▸ **TASK GOAL**:
Check each line of the material below, and copy it if it holds the string "начало".
#### LISTED ENTRIES
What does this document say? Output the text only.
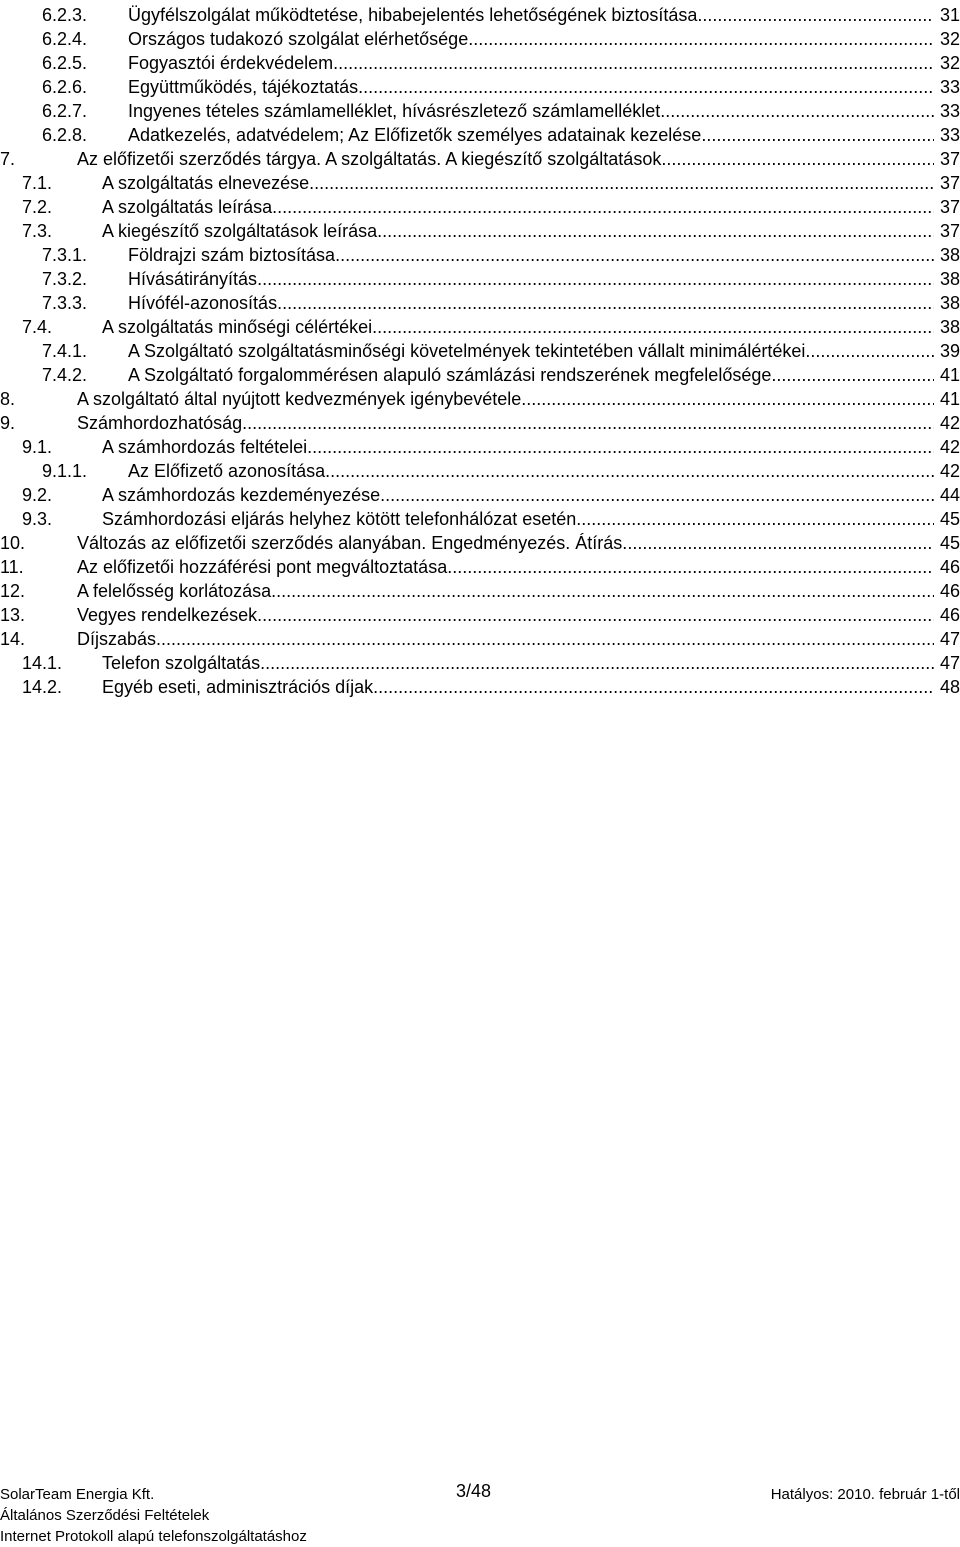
6.2.3.	Ügyfélszolgálat működtetése, hibabejelentés lehetőségének biztosítása .....	31
6.2.4.	Országos tudakozó szolgálat elérhetősége .....	32
6.2.5.	Fogyasztói érdekvédelem .....	32
6.2.6.	Együttműködés, tájékoztatás .....	33
6.2.7.	Ingyenes tételes számlamelléklet, hívásrészletező számlamelléklet .....	33
6.2.8.	Adatkezelés, adatvédelem; Az Előfizetők személyes adatainak kezelése .....	33
7.	Az előfizetői szerződés tárgya. A szolgáltatás. A kiegészítő szolgáltatások .....	37
7.1.	A szolgáltatás elnevezése .....	37
7.2.	A szolgáltatás leírása .....	37
7.3.	A kiegészítő szolgáltatások leírása .....	37
7.3.1.	Földrajzi szám biztosítása .....	38
7.3.2.	Hívásátirányítás .....	38
7.3.3.	Hívófél-azonosítás .....	38
7.4.	A szolgáltatás minőségi célértékei .....	38
7.4.1.	A Szolgáltató szolgáltatásminőségi követelmények tekintetében vállalt minimálértékei. .....	39
7.4.2.	A Szolgáltató forgalommérésen alapuló számlázási rendszerének megfelelősége .....	41
8.	A szolgáltató által nyújtott kedvezmények igénybevétele .....	41
9.	Számhordozhatóság .....	42
9.1.	A számhordozás feltételei .....	42
9.1.1.	Az Előfizető azonosítása .....	42
9.2.	A számhordozás kezdeményezése .....	44
9.3.	Számhordozási eljárás helyhez kötött telefonhálózat esetén .....	45
10.	Változás az előfizetői szerződés alanyában. Engedményezés. Átírás. .....	45
11.	Az előfizetői hozzáférési pont megváltoztatása .....	46
12.	A felelősség korlátozása .....	46
13.	Vegyes rendelkezések .....	46
14.	Díjszabás .....	47
14.1.	Telefon szolgáltatás .....	47
14.2.	Egyéb eseti, adminisztrációs díjak .....	48
SolarTeam Energia Kft.	3/48	Hatályos: 2010. február 1-től
Általános Szerződési Feltételek
Internet Protokoll alapú telefonszolgáltatáshoz
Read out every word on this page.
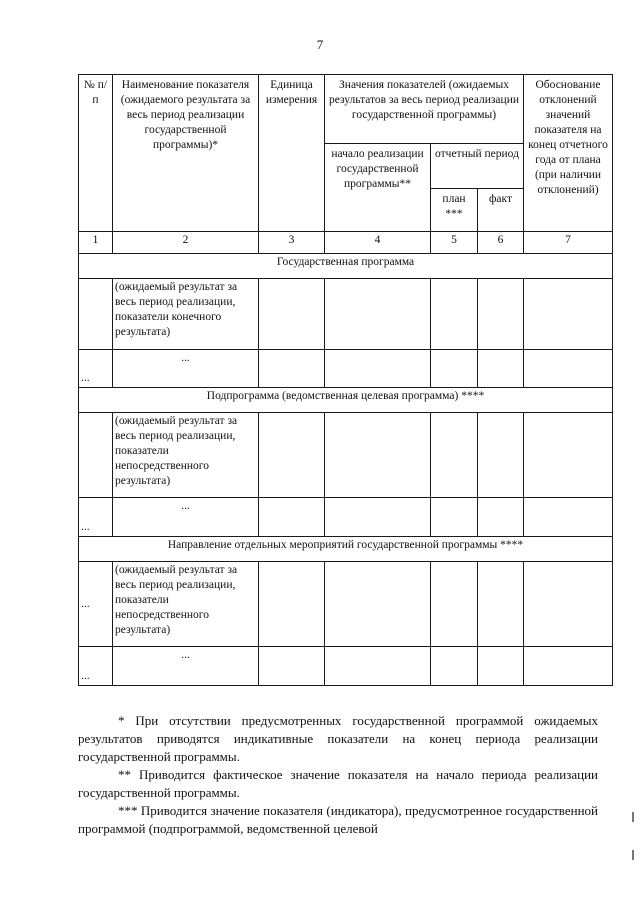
7
№ п/п	Наименование показателя (ожидаемого результата за весь период реализации государственной программы)*	Единица измерения	Значения показателей (ожидаемых результатов за весь период реализации государственной программы)			Обоснование отклонений значений показателя на конец отчетного года от плана (при наличии отклонений)
			начало реализации государственной программы**	отчетный период		
				план ***	факт	
1	2	3	4	5	6	7
Государственная программа						
	(ожидаемый результат за весь период реализации, показатели конечного результата)					
...	...					
Подпрограмма (ведомственная целевая программа) ****						
	(ожидаемый результат за весь период реализации, показатели непосредственного результата)					
...	...					
Направление отдельных мероприятий государственной программы ****						
...	(ожидаемый результат за весь период реализации, показатели непосредственного результата)					
...	...					

* При отсутствии предусмотренных государственной программой ожидаемых результатов приводятся индикативные показатели на конец периода реализации государственной программы.

** Приводится фактическое значение показателя на начало периода реализации государственной программы.

*** Приводится значение показателя (индикатора), предусмотренное государственной программой (подпрограммой, ведомственной целевой
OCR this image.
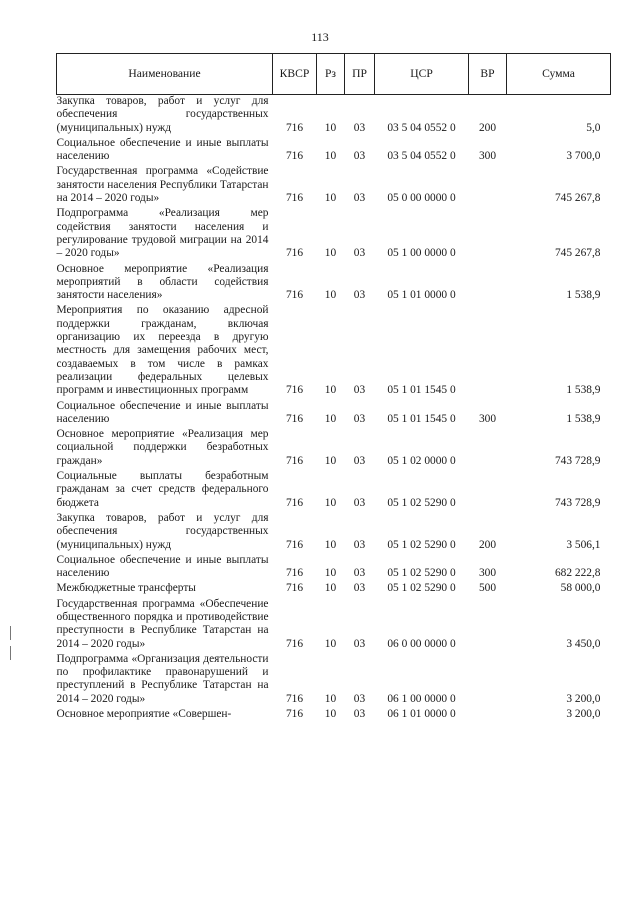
113
Наименование	КВСР	Рз	ПР	ЦСР	ВР	Сумма
Закупка товаров, работ и услуг для обеспечения государственных (муниципальных) нужд	716	10	03	03 5 04 0552 0	200	5,0
Социальное обеспечение и иные выплаты населению	716	10	03	03 5 04 0552 0	300	3 700,0
Государственная программа «Содействие занятости населения Республики Татарстан на 2014 – 2020 годы»	716	10	03	05 0 00 0000 0		745 267,8
Подпрограмма «Реализация мер содействия занятости населения и регулирование трудовой миграции на 2014 – 2020 годы»	716	10	03	05 1 00 0000 0		745 267,8
Основное мероприятие «Реализация мероприятий в области содействия занятости населения»	716	10	03	05 1 01 0000 0		1 538,9
Мероприятия по оказанию адресной поддержки гражданам, включая организацию их переезда в другую местность для замещения рабочих мест, создаваемых в том числе в рамках реализации федеральных целевых программ и инвестиционных программ	716	10	03	05 1 01 1545 0		1 538,9
Социальное обеспечение и иные выплаты населению	716	10	03	05 1 01 1545 0	300	1 538,9
Основное мероприятие «Реализация мер социальной поддержки безработных граждан»	716	10	03	05 1 02 0000 0		743 728,9
Социальные выплаты безработным гражданам за счет средств федерального бюджета	716	10	03	05 1 02 5290 0		743 728,9
Закупка товаров, работ и услуг для обеспечения государственных (муниципальных) нужд	716	10	03	05 1 02 5290 0	200	3 506,1
Социальное обеспечение и иные выплаты населению	716	10	03	05 1 02 5290 0	300	682 222,8
Межбюджетные трансферты	716	10	03	05 1 02 5290 0	500	58 000,0
Государственная программа «Обеспечение общественного порядка и противодействие преступности в Республике Татарстан на 2014 – 2020 годы»	716	10	03	06 0 00 0000 0		3 450,0
Подпрограмма «Организация деятельности по профилактике правонарушений и преступлений в Республике Татарстан на 2014 – 2020 годы»	716	10	03	06 1 00 0000 0		3 200,0
Основное мероприятие «Совершен-	716	10	03	06 1 01 0000 0		3 200,0
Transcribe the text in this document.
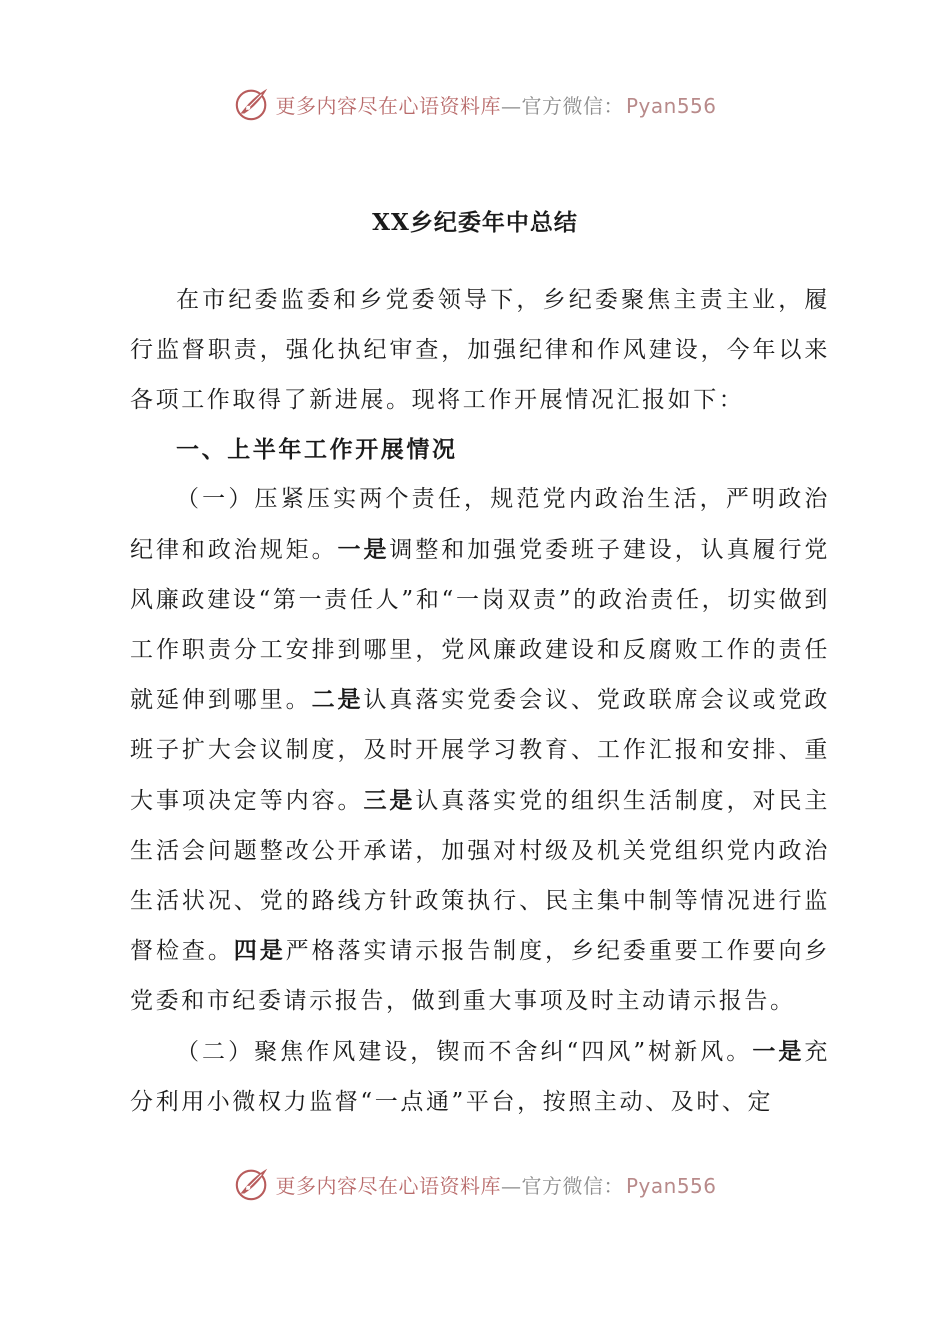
更多内容尽在心语资料库—官方微信： Pyan556
XX乡纪委年中总结

在市纪委监委和乡党委领导下，乡纪委聚焦主责主业，履行监督职责，强化执纪审查，加强纪律和作风建设，今年以来各项工作取得了新进展。现将工作开展情况汇报如下：

一、上半年工作开展情况

（一）压紧压实两个责任，规范党内政治生活，严明政治纪律和政治规矩。一是调整和加强党委班子建设，认真履行党风廉政建设“第一责任人”和“一岗双责”的政治责任，切实做到工作职责分工安排到哪里，党风廉政建设和反腐败工作的责任就延伸到哪里。二是认真落实党委会议、党政联席会议或党政班子扩大会议制度，及时开展学习教育、工作汇报和安排、重大事项决定等内容。三是认真落实党的组织生活制度，对民主生活会问题整改公开承诺，加强对村级及机关党组织党内政治生活状况、党的路线方针政策执行、民主集中制等情况进行监督检查。四是严格落实请示报告制度，乡纪委重要工作要向乡党委和市纪委请示报告，做到重大事项及时主动请示报告。

（二）聚焦作风建设，锲而不舍纠“四风”树新风。一是充分利用小微权力监督“一点通”平台，按照主动、及时、定

更多内容尽在心语资料库—官方微信： Pyan556
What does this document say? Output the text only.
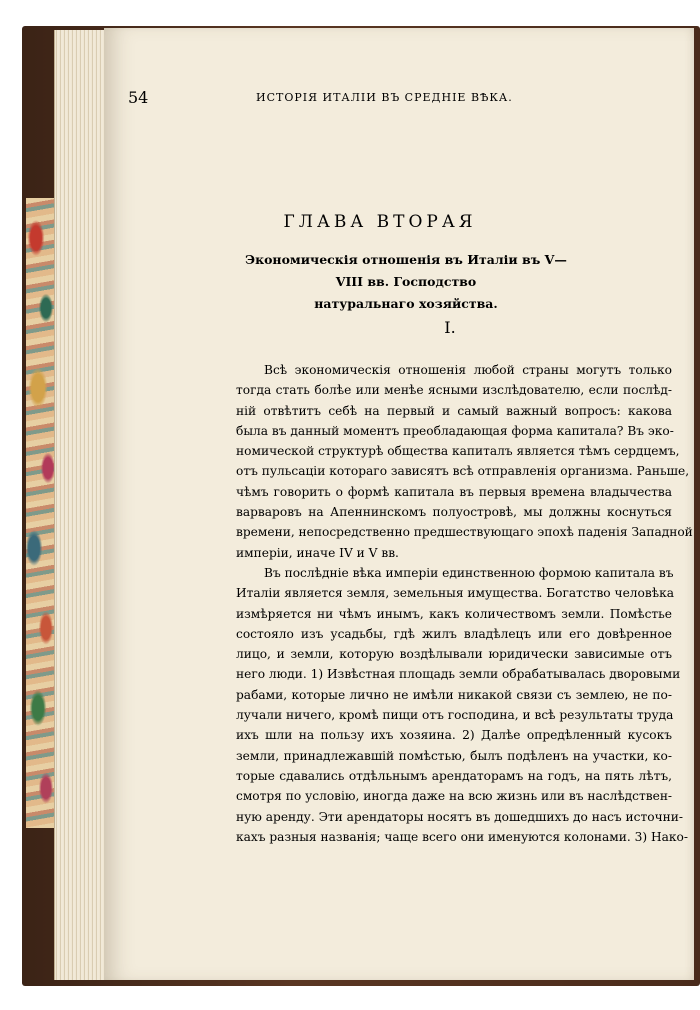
54	ИСТОРІЯ ИТАЛІИ ВЪ СРЕДНІЕ ВѢКА.
ГЛАВА ВТОРАЯ
Экономическія отношенія въ Италіи въ V—VIII вв. Господство
натуральнаго хозяйства.
I.
Всѣ экономическія отношенія любой страны могутъ только
тогда стать болѣе или менѣе ясными изслѣдователю, если послѣд-
ній отвѣтитъ себѣ на первый и самый важный вопросъ: какова
была въ данный моментъ преобладающая форма капитала? Въ эко-
номической структурѣ общества капиталъ является тѣмъ сердцемъ,
отъ пульсаціи котораго зависятъ всѣ отправленія организма. Раньше,
чѣмъ говорить о формѣ капитала въ первыя времена владычества
варваровъ на Апеннинскомъ полуостровѣ, мы должны коснуться
времени, непосредственно предшествующаго эпохѣ паденія Западной
имперіи, иначе IV и V вв.
Въ послѣдніе вѣка имперіи единственною формою капитала въ
Италіи является земля, земельныя имущества. Богатство человѣка
измѣряется ни чѣмъ инымъ, какъ количествомъ земли. Помѣстье
состояло изъ усадьбы, гдѣ жилъ владѣлецъ или его довѣренное
лицо, и земли, которую воздѣлывали юридически зависимые отъ
него люди. 1) Извѣстная площадь земли обрабатывалась дворовыми
рабами, которые лично не имѣли никакой связи съ землею, не по-
лучали ничего, кромѣ пищи отъ господина, и всѣ результаты труда
ихъ шли на пользу ихъ хозяина. 2) Далѣе опредѣленный кусокъ
земли, принадлежавшій помѣстью, былъ подѣленъ на участки, ко-
торые сдавались отдѣльнымъ арендаторамъ на годъ, на пять лѣтъ,
смотря по условію, иногда даже на всю жизнь или въ наслѣдствен-
ную аренду. Эти арендаторы носятъ въ дошедшихъ до насъ источни-
кахъ разныя названія; чаще всего они именуются колонами. 3) Нако-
########
▸ **WORKED ANSWER**:
			начало реализации государственной программы**	отчетный период		
** Приводится фактическое значение показателя на начало периода реализации государственной программы.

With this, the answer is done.